What is expected =>
In the material, from the first line through the line containing "svg-text:★: ★ <box>461 52 467 61</box>", swap "divider" for "separator" and write those lines out again with nothing else changed.

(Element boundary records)

+-------+

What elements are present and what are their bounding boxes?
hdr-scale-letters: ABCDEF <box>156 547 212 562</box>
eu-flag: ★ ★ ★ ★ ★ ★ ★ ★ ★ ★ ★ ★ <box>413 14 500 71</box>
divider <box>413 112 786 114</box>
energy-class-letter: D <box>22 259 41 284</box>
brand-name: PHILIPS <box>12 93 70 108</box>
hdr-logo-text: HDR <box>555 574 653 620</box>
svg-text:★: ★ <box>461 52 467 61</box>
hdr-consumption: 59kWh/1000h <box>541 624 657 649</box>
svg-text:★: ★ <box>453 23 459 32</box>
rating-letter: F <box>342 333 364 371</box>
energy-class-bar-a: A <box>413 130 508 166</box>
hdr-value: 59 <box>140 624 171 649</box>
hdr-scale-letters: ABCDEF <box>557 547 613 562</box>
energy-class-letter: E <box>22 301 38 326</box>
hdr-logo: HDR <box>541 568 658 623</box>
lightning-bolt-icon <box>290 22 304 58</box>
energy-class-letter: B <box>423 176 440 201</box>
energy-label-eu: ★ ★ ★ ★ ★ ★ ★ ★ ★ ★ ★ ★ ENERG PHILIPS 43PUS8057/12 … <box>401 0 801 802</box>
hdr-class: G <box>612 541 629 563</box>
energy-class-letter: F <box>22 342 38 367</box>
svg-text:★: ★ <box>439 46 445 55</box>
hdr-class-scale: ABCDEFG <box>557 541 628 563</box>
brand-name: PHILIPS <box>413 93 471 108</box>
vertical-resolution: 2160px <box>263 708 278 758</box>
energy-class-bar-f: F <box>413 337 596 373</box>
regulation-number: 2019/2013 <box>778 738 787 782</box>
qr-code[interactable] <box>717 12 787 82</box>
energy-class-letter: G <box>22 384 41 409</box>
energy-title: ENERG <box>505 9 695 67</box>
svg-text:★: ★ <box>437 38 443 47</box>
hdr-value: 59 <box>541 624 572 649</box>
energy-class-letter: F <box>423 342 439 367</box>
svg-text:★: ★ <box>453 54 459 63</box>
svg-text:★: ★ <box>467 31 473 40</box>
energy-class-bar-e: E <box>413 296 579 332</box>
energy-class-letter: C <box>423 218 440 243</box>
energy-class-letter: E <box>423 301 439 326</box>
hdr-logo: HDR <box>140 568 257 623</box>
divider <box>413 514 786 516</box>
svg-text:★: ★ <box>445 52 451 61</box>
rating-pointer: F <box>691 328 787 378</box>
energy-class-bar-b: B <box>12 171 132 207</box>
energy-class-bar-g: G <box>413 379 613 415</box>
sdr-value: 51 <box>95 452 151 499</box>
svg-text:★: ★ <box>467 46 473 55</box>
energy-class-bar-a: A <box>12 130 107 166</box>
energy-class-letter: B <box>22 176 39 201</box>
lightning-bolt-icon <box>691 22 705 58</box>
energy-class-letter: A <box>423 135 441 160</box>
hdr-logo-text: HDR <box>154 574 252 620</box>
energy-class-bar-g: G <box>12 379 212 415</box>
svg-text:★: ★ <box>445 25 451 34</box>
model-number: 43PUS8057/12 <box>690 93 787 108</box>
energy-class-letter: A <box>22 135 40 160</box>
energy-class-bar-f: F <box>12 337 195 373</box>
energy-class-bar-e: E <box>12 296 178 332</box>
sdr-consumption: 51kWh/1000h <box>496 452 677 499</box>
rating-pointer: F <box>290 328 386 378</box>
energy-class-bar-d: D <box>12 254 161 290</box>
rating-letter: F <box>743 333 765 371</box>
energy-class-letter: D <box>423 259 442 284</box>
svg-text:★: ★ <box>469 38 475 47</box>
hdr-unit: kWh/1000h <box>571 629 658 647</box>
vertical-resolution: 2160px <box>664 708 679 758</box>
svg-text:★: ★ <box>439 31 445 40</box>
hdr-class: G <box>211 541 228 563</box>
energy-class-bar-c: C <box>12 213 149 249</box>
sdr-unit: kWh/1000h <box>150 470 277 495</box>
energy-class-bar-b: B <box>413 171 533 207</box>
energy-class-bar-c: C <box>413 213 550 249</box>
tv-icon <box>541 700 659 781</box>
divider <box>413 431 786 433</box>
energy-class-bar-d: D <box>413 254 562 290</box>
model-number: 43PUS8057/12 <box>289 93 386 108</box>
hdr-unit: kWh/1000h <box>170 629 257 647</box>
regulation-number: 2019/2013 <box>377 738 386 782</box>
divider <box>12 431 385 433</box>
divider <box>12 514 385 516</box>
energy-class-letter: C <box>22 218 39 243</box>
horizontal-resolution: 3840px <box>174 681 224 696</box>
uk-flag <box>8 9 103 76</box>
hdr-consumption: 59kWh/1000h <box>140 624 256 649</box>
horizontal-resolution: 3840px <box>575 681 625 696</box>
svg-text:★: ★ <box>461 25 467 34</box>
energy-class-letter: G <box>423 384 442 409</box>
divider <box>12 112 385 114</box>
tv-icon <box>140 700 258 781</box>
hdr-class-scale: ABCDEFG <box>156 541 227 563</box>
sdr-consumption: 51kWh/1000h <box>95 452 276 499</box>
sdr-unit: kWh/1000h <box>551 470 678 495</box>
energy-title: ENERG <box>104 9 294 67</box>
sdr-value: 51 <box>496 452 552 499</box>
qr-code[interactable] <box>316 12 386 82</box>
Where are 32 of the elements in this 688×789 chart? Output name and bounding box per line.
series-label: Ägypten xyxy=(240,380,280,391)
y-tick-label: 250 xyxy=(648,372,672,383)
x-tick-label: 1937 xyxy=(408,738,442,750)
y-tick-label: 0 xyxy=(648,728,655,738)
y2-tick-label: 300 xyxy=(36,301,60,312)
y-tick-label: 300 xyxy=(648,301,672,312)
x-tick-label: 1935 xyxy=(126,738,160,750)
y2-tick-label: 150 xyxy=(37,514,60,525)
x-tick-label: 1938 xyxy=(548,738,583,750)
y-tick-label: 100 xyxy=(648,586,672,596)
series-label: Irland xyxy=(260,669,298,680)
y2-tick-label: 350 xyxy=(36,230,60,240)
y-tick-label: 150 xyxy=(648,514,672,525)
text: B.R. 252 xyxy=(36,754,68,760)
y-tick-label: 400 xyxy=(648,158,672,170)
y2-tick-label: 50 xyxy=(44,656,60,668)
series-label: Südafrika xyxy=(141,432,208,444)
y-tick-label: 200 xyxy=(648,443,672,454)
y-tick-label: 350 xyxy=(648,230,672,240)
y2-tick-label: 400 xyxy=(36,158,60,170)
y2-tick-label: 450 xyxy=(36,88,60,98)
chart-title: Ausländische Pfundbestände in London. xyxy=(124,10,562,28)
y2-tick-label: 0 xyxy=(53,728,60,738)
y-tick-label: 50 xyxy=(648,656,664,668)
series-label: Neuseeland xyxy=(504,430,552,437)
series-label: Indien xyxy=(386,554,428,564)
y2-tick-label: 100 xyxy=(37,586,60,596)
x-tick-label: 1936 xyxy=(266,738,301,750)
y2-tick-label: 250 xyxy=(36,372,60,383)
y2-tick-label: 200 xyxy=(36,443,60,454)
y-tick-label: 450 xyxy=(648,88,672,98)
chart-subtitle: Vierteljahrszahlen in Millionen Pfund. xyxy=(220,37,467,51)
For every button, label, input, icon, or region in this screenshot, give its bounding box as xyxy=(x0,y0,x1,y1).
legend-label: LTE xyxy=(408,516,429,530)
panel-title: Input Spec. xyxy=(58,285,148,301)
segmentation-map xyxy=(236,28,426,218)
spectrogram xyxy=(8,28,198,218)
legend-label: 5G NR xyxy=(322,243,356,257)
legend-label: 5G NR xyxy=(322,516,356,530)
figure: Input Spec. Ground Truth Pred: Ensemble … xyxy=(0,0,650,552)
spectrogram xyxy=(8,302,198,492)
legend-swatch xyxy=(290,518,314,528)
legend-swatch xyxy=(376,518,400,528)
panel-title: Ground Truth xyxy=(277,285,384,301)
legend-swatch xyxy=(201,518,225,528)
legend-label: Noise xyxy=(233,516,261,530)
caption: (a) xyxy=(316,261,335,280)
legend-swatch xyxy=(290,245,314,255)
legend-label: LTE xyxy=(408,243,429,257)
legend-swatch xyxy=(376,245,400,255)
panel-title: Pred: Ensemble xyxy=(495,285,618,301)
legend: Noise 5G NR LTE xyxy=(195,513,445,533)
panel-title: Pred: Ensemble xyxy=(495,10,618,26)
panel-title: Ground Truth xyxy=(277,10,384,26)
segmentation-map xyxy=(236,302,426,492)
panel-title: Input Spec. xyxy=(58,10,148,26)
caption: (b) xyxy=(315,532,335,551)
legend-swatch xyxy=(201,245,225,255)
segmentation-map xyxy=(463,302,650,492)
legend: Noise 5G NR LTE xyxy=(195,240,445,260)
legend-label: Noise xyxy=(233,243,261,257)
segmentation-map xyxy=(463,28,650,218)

+-------+

Solution for this exercise =>
What elements are present and what are their bounding boxes?
hdr-scale-letters: ABCDEF <box>156 547 212 562</box>
eu-flag: ★ ★ ★ ★ ★ ★ ★ ★ ★ ★ ★ ★ <box>413 14 500 71</box>
separator <box>413 112 786 114</box>
energy-class-letter: D <box>22 259 41 284</box>
brand-name: PHILIPS <box>12 93 70 108</box>
hdr-logo-text: HDR <box>555 574 653 620</box>
svg-text:★: ★ <box>461 52 467 61</box>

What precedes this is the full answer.